-- Work to complete --
Omit the pictures, then reproduce every remaining record exactly.

-- Excerpted records --
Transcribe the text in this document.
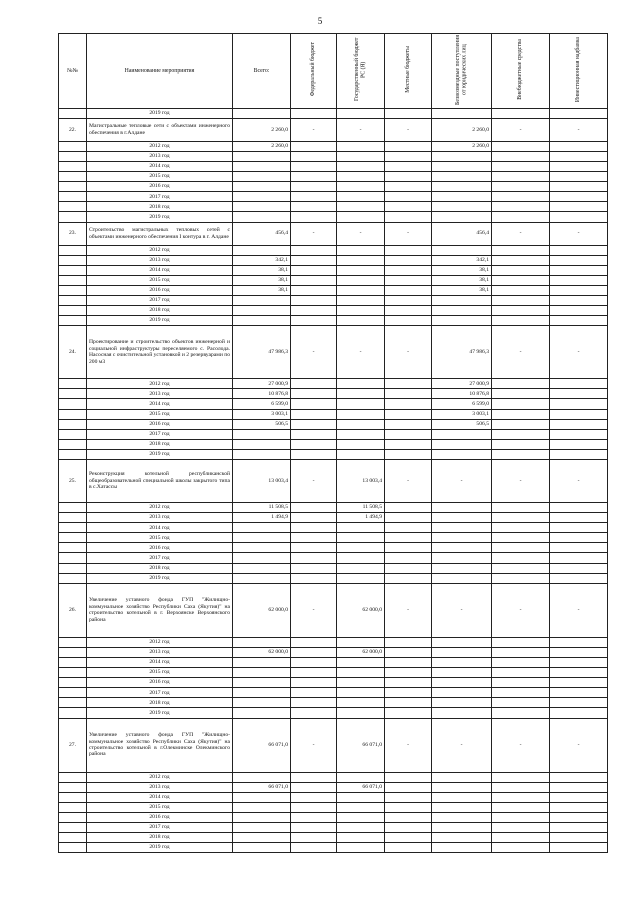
5
№№	Наименование мероприятия	Всего:	Федеральный бюджет	Государственный бюджет РС (Я)	Местные бюджеты	Безвозмездные поступления от юридических лиц	Внебюджетные средства	Инвестиционная надбавка
	2019 год							
22.	Магистральные тепловые сети с объектами инженерного обеспечения в г.Алдане	2 260,0	-	-	-	2 260,0	-	-
	2012 год	2 260,0				2 260,0		
	2013 год							
	2014 год							
	2015 год							
	2016 год							
	2017 год							
	2018 год							
	2019 год							
23.	Строительство магистральных тепловых сетей с объектами инженерного обеспечения I контура в г. Алдане	456,4	-	-	-	456,4	-	-
	2012 год							
	2013 год	342,1				342,1		
	2014 год	38,1				38,1		
	2015 год	38,1				38,1		
	2016 год	38,1				38,1		
	2017 год							
	2018 год							
	2019 год							
24.	Проектирование и строительство объектов инженерной и социальной инфраструктуры переселяемого с. Расолода. Насосная с очистительной установкой и 2 резервуарами по 200 м3	47 986,3	-	-	-	47 986,3	-	-
	2012 год	27 000,9				27 000,9		
	2013 год	10 876,8				10 876,8		
	2014 год	6 599,0				6 599,0		
	2015 год	3 003,1				3 003,1		
	2016 год	506,5				506,5		
	2017 год							
	2018 год							
	2019 год							
25.	Реконструкция котельной республиканской общеобразовательной специальной школы закрытого типа в с.Хатассы	13 003,4	-	13 003,4	-	-	-	-
	2012 год	11 508,5		11 508,5				
	2013 год	1 494,9		1 494,9				
	2014 год							
	2015 год							
	2016 год							
	2017 год							
	2018 год							
	2019 год							
26.	Увеличение уставного фонда ГУП "Жилищно-коммунальное хозяйство Республики Саха (Якутия)" на строительство котельной в г. Верхоянске Верхоянского района	62 000,0	-	62 000,0	-	-	-	-
	2012 год							
	2013 год	62 000,0		62 000,0				
	2014 год							
	2015 год							
	2016 год							
	2017 год							
	2018 год							
	2019 год							
27.	Увеличение уставного фонда ГУП "Жилищно-коммунальное хозяйство Республики Саха (Якутия)" на строительство котельной в г.Олекминске Олекминского района	66 071,0	-	66 071,0	-	-	-	-
	2012 год							
	2013 год	66 071,0		66 071,0				
	2014 год							
	2015 год							
	2016 год							
	2017 год							
	2018 год							
	2019 год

-- Answer in full --
Transcribe the text in this document.
5
№№	Наименование мероприятия	Всего:	Федеральный бюджет	Государственный бюджет РС (Я)	Местные бюджеты	Безвозмездные поступления от юридических лиц	Внебюджетные средства	Инвестиционная надбавка
	2019 год							
22.	Магистральные тепловые сети с объектами инженерного обеспечения в г.Алдане	2 260,0	-	-	-	2 260,0	-	-
	2012 год	2 260,0				2 260,0		
	2013 год							
	2014 год							
	2015 год							
	2016 год							
	2017 год							
	2018 год							
	2019 год							
23.	Строительство магистральных тепловых сетей с объектами инженерного обеспечения I контура в г. Алдане	456,4	-	-	-	456,4	-	-
	2012 год							
	2013 год	342,1				342,1		
	2014 год	38,1				38,1		
	2015 год	38,1				38,1		
	2016 год	38,1				38,1		
	2017 год							
	2018 год							
	2019 год							
24.	Проектирование и строительство объектов инженерной и социальной инфраструктуры переселяемого с. Расолода. Насосная с очистительной установкой и 2 резервуарами по 200 м3	47 986,3	-	-	-	47 986,3	-	-
	2012 год	27 000,9				27 000,9		
	2013 год	10 876,8				10 876,8		
	2014 год	6 599,0				6 599,0		
	2015 год	3 003,1				3 003,1		
	2016 год	506,5				506,5		
	2017 год							
	2018 год							
	2019 год							
25.	Реконструкция котельной республиканской общеобразовательной специальной школы закрытого типа в с.Хатассы	13 003,4	-	13 003,4	-	-	-	-
	2012 год	11 508,5		11 508,5				
	2013 год	1 494,9		1 494,9				
	2014 год							
	2015 год							
	2016 год							
	2017 год							
	2018 год							
	2019 год							
26.	Увеличение уставного фонда ГУП "Жилищно-коммунальное хозяйство Республики Саха (Якутия)" на строительство котельной в г. Верхоянске Верхоянского района	62 000,0	-	62 000,0	-	-	-	-
	2012 год							
	2013 год	62 000,0		62 000,0				
	2014 год							
	2015 год							
	2016 год							
	2017 год							
	2018 год							
	2019 год							
27.	Увеличение уставного фонда ГУП "Жилищно-коммунальное хозяйство Республики Саха (Якутия)" на строительство котельной в г.Олекминске Олекминского района	66 071,0	-	66 071,0	-	-	-	-
	2012 год							
	2013 год	66 071,0		66 071,0				
	2014 год							
	2015 год							
	2016 год							
	2017 год							
	2018 год							
	2019 год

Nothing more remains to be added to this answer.